| Supplied data |
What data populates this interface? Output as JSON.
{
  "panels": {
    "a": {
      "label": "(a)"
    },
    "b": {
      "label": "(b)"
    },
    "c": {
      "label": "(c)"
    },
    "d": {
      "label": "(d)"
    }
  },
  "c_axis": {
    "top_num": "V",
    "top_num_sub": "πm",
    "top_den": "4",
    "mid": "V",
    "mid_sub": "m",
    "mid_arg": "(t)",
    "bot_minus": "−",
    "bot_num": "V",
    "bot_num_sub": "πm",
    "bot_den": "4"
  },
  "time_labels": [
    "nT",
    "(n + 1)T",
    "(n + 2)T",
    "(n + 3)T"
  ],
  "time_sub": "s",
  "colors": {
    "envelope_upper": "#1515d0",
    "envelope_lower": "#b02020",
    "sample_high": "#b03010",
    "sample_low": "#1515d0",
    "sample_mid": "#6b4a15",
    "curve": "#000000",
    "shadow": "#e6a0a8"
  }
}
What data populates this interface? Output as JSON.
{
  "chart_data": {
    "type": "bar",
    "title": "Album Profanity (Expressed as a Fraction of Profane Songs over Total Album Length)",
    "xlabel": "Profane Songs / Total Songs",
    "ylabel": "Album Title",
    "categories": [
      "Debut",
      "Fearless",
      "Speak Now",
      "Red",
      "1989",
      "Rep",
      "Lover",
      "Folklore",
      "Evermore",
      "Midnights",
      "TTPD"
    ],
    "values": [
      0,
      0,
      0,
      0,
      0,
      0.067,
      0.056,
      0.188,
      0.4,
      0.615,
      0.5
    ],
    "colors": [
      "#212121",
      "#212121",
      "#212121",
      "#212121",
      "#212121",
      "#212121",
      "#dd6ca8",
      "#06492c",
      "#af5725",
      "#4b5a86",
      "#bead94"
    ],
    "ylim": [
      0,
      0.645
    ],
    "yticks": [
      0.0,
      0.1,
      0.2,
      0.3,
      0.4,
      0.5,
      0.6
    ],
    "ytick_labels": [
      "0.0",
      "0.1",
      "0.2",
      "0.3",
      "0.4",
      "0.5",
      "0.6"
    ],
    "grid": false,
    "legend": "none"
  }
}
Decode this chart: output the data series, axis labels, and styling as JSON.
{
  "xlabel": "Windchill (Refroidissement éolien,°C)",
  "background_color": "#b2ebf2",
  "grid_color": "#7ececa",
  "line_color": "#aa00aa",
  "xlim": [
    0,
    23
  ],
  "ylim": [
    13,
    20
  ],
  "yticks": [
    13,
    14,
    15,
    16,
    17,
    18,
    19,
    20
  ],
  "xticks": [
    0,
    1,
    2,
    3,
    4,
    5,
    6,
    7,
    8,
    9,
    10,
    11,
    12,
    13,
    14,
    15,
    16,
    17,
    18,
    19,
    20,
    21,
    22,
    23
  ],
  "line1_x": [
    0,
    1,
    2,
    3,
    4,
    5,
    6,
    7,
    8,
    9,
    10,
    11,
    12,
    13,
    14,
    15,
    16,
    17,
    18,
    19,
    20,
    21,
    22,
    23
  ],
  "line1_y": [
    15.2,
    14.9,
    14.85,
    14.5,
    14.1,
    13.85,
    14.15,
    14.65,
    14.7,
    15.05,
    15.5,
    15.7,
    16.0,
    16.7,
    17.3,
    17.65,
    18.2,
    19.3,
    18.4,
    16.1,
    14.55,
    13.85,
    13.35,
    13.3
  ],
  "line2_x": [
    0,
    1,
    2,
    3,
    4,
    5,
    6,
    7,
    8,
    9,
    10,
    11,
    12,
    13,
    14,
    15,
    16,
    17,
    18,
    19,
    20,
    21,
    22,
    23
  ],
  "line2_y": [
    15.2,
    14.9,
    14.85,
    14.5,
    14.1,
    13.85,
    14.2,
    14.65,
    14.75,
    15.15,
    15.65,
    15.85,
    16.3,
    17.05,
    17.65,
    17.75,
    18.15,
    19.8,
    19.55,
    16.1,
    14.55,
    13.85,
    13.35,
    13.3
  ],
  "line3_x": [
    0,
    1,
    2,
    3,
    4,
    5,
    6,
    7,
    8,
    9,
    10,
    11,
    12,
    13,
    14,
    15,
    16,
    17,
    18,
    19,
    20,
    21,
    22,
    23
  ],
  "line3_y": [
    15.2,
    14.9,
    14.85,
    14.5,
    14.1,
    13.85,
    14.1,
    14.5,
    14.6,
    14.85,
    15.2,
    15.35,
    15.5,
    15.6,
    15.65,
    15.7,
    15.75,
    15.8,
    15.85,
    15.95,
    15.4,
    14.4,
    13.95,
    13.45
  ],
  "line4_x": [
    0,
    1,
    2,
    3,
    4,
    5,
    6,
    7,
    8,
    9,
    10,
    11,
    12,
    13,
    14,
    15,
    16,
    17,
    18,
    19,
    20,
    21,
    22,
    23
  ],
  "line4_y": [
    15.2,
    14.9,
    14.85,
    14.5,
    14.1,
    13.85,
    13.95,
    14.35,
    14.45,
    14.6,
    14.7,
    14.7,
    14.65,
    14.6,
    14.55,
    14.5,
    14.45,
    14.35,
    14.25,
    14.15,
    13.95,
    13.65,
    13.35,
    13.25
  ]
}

| Description of the task |
Output every record above exactly as it appears.

| Solution for this problem |
What data populates this interface? Output as JSON.
{
  "panels": {
    "a": {
      "label": "(a)"
    },
    "b": {
      "label": "(b)"
    },
    "c": {
      "label": "(c)"
    },
    "d": {
      "label": "(d)"
    }
  },
  "c_axis": {
    "top_num": "V",
    "top_num_sub": "πm",
    "top_den": "4",
    "mid": "V",
    "mid_sub": "m",
    "mid_arg": "(t)",
    "bot_minus": "−",
    "bot_num": "V",
    "bot_num_sub": "πm",
    "bot_den": "4"
  },
  "time_labels": [
    "nT",
    "(n + 1)T",
    "(n + 2)T",
    "(n + 3)T"
  ],
  "time_sub": "s",
  "colors": {
    "envelope_upper": "#1515d0",
    "envelope_lower": "#b02020",
    "sample_high": "#b03010",
    "sample_low": "#1515d0",
    "sample_mid": "#6b4a15",
    "curve": "#000000",
    "shadow": "#e6a0a8"
  }
}
What data populates this interface? Output as JSON.
{
  "chart_data": {
    "type": "bar",
    "title": "Album Profanity (Expressed as a Fraction of Profane Songs over Total Album Length)",
    "xlabel": "Profane Songs / Total Songs",
    "ylabel": "Album Title",
    "categories": [
      "Debut",
      "Fearless",
      "Speak Now",
      "Red",
      "1989",
      "Rep",
      "Lover",
      "Folklore",
      "Evermore",
      "Midnights",
      "TTPD"
    ],
    "values": [
      0,
      0,
      0,
      0,
      0,
      0.067,
      0.056,
      0.188,
      0.4,
      0.615,
      0.5
    ],
    "colors": [
      "#212121",
      "#212121",
      "#212121",
      "#212121",
      "#212121",
      "#212121",
      "#dd6ca8",
      "#06492c",
      "#af5725",
      "#4b5a86",
      "#bead94"
    ],
    "ylim": [
      0,
      0.645
    ],
    "yticks": [
      0.0,
      0.1,
      0.2,
      0.3,
      0.4,
      0.5,
      0.6
    ],
    "ytick_labels": [
      "0.0",
      "0.1",
      "0.2",
      "0.3",
      "0.4",
      "0.5",
      "0.6"
    ],
    "grid": false,
    "legend": "none"
  }
}
Decode this chart: output the data series, axis labels, and styling as JSON.
{
  "xlabel": "Windchill (Refroidissement éolien,°C)",
  "background_color": "#b2ebf2",
  "grid_color": "#7ececa",
  "line_color": "#aa00aa",
  "xlim": [
    0,
    23
  ],
  "ylim": [
    13,
    20
  ],
  "yticks": [
    13,
    14,
    15,
    16,
    17,
    18,
    19,
    20
  ],
  "xticks": [
    0,
    1,
    2,
    3,
    4,
    5,
    6,
    7,
    8,
    9,
    10,
    11,
    12,
    13,
    14,
    15,
    16,
    17,
    18,
    19,
    20,
    21,
    22,
    23
  ],
  "line1_x": [
    0,
    1,
    2,
    3,
    4,
    5,
    6,
    7,
    8,
    9,
    10,
    11,
    12,
    13,
    14,
    15,
    16,
    17,
    18,
    19,
    20,
    21,
    22,
    23
  ],
  "line1_y": [
    15.2,
    14.9,
    14.85,
    14.5,
    14.1,
    13.85,
    14.15,
    14.65,
    14.7,
    15.05,
    15.5,
    15.7,
    16.0,
    16.7,
    17.3,
    17.65,
    18.2,
    19.3,
    18.4,
    16.1,
    14.55,
    13.85,
    13.35,
    13.3
  ],
  "line2_x": [
    0,
    1,
    2,
    3,
    4,
    5,
    6,
    7,
    8,
    9,
    10,
    11,
    12,
    13,
    14,
    15,
    16,
    17,
    18,
    19,
    20,
    21,
    22,
    23
  ],
  "line2_y": [
    15.2,
    14.9,
    14.85,
    14.5,
    14.1,
    13.85,
    14.2,
    14.65,
    14.75,
    15.15,
    15.65,
    15.85,
    16.3,
    17.05,
    17.65,
    17.75,
    18.15,
    19.8,
    19.55,
    16.1,
    14.55,
    13.85,
    13.35,
    13.3
  ],
  "line3_x": [
    0,
    1,
    2,
    3,
    4,
    5,
    6,
    7,
    8,
    9,
    10,
    11,
    12,
    13,
    14,
    15,
    16,
    17,
    18,
    19,
    20,
    21,
    22,
    23
  ],
  "line3_y": [
    15.2,
    14.9,
    14.85,
    14.5,
    14.1,
    13.85,
    14.1,
    14.5,
    14.6,
    14.85,
    15.2,
    15.35,
    15.5,
    15.6,
    15.65,
    15.7,
    15.75,
    15.8,
    15.85,
    15.95,
    15.4,
    14.4,
    13.95,
    13.45
  ],
  "line4_x": [
    0,
    1,
    2,
    3,
    4,
    5,
    6,
    7,
    8,
    9,
    10,
    11,
    12,
    13,
    14,
    15,
    16,
    17,
    18,
    19,
    20,
    21,
    22,
    23
  ],
  "line4_y": [
    15.2,
    14.9,
    14.85,
    14.5,
    14.1,
    13.85,
    13.95,
    14.35,
    14.45,
    14.6,
    14.7,
    14.7,
    14.65,
    14.6,
    14.55,
    14.5,
    14.45,
    14.35,
    14.25,
    14.15,
    13.95,
    13.65,
    13.35,
    13.25
  ]
}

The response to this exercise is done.